- [Problem description] Reproduce the records. Keep every word exact and include no images.
** START Provided data **
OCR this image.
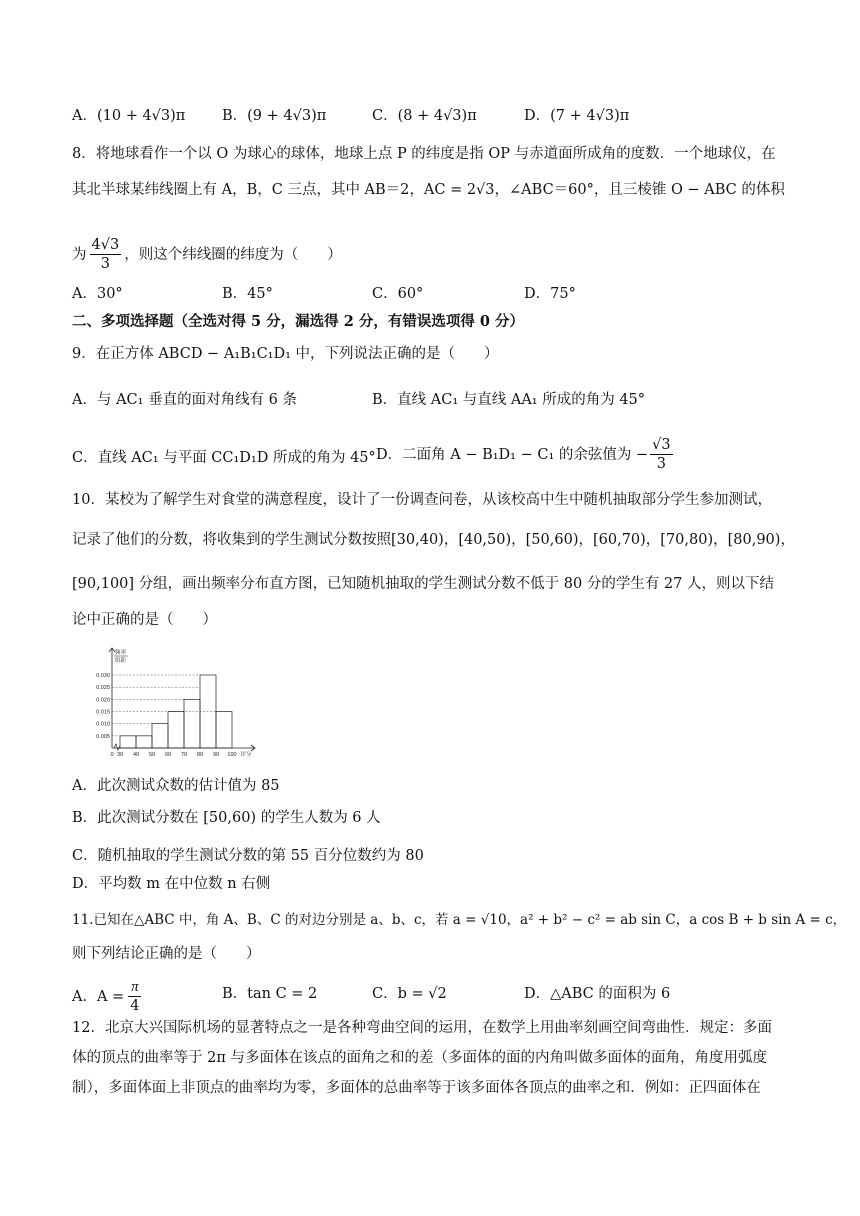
A．(10 + 4√3)π	B．(9 + 4√3)π	C．(8 + 4√3)π	D．(7 + 4√3)π
8．将地球看作一个以 O 为球心的球体，地球上点 P 的纬度是指 OP 与赤道面所成角的度数．一个地球仪，在
其北半球某纬线圈上有 A，B，C 三点，其中 AB＝2，AC = 2√3，∠ABC＝60°，且三棱锥 O − ABC 的体积
为 $\frac{4√3}{3}$ ，则这个纬线圈的纬度为（　　）
A．30°	B．45°	C．60°	D．75°
二、多项选择题（全选对得 5 分，漏选得 2 分，有错误选项得 0 分）
9．在正方体 ABCD − A₁B₁C₁D₁ 中，下列说法正确的是（　　）
A．与 AC₁ 垂直的面对角线有 6 条	B．直线 AC₁ 与直线 AA₁ 所成的角为 45°
C．直线 AC₁ 与平面 CC₁D₁D 所成的角为 45° D．二面角 A − B₁D₁ − C₁ 的余弦值为 − $\frac{√3}{3}$
10．某校为了解学生对食堂的满意程度，设计了一份调查问卷，从该校高中生中随机抽取部分学生参加测试，
记录了他们的分数，将收集到的学生测试分数按照[30,40)，[40,50)，[50,60)，[60,70)，[70,80)，[80,90)，
[90,100] 分组，画出频率分布直方图，已知随机抽取的学生测试分数不低于 80 分的学生有 27 人，则以下结
论中正确的是（　　）
0.005
0.010
0.015
0.020
0.025
0.030
频率
组距
0 30 40 50 60 70 80 90 100 评分
A．此次测试众数的估计值为 85
B．此次测试分数在 [50,60) 的学生人数为 6 人
C．随机抽取的学生测试分数的第 55 百分位数约为 80
D．平均数 m 在中位数 n 右侧
11.已知在△ABC 中，角 A、B、C 的对边分别是 a、b、c，若 a = √10，a² + b² − c² = ab sin C，a cos B + b sin A = c，
则下列结论正确的是（　　）
A．$A = \frac{\pi}{4}$	B．tan C = 2	C．b = √2	D．△ABC 的面积为 6
12．北京大兴国际机场的显著特点之一是各种弯曲空间的运用，在数学上用曲率刻画空间弯曲性．规定：多面
体的顶点的曲率等于 2π 与多面体在该点的面角之和的差（多面体的面的内角叫做多面体的面角，角度用弧度
制），多面体面上非顶点的曲率均为零，多面体的总曲率等于该多面体各顶点的曲率之和．例如：正四面体在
** END Provided data **
- [Solution below]
OCR this image.
A．(10 + 4√3)π	B．(9 + 4√3)π	C．(8 + 4√3)π	D．(7 + 4√3)π
8．将地球看作一个以 O 为球心的球体，地球上点 P 的纬度是指 OP 与赤道面所成角的度数．一个地球仪，在
其北半球某纬线圈上有 A，B，C 三点，其中 AB＝2，AC = 2√3，∠ABC＝60°，且三棱锥 O − ABC 的体积
为 $\frac{4√3}{3}$ ，则这个纬线圈的纬度为（　　）
A．30°	B．45°	C．60°	D．75°
二、多项选择题（全选对得 5 分，漏选得 2 分，有错误选项得 0 分）
9．在正方体 ABCD − A₁B₁C₁D₁ 中，下列说法正确的是（　　）
A．与 AC₁ 垂直的面对角线有 6 条	B．直线 AC₁ 与直线 AA₁ 所成的角为 45°
C．直线 AC₁ 与平面 CC₁D₁D 所成的角为 45° D．二面角 A − B₁D₁ − C₁ 的余弦值为 − $\frac{√3}{3}$
10．某校为了解学生对食堂的满意程度，设计了一份调查问卷，从该校高中生中随机抽取部分学生参加测试，
记录了他们的分数，将收集到的学生测试分数按照[30,40)，[40,50)，[50,60)，[60,70)，[70,80)，[80,90)，
[90,100] 分组，画出频率分布直方图，已知随机抽取的学生测试分数不低于 80 分的学生有 27 人，则以下结
论中正确的是（　　）
0.005
0.010
0.015
0.020
0.025
0.030
频率
组距
0 30 40 50 60 70 80 90 100 评分
A．此次测试众数的估计值为 85
B．此次测试分数在 [50,60) 的学生人数为 6 人
C．随机抽取的学生测试分数的第 55 百分位数约为 80
D．平均数 m 在中位数 n 右侧
11.已知在△ABC 中，角 A、B、C 的对边分别是 a、b、c，若 a = √10，a² + b² − c² = ab sin C，a cos B + b sin A = c，
则下列结论正确的是（　　）
A．$A = \frac{\pi}{4}$	B．tan C = 2	C．b = √2	D．△ABC 的面积为 6
12．北京大兴国际机场的显著特点之一是各种弯曲空间的运用，在数学上用曲率刻画空间弯曲性．规定：多面
体的顶点的曲率等于 2π 与多面体在该点的面角之和的差（多面体的面的内角叫做多面体的面角，角度用弧度
制），多面体面上非顶点的曲率均为零，多面体的总曲率等于该多面体各顶点的曲率之和．例如：正四面体在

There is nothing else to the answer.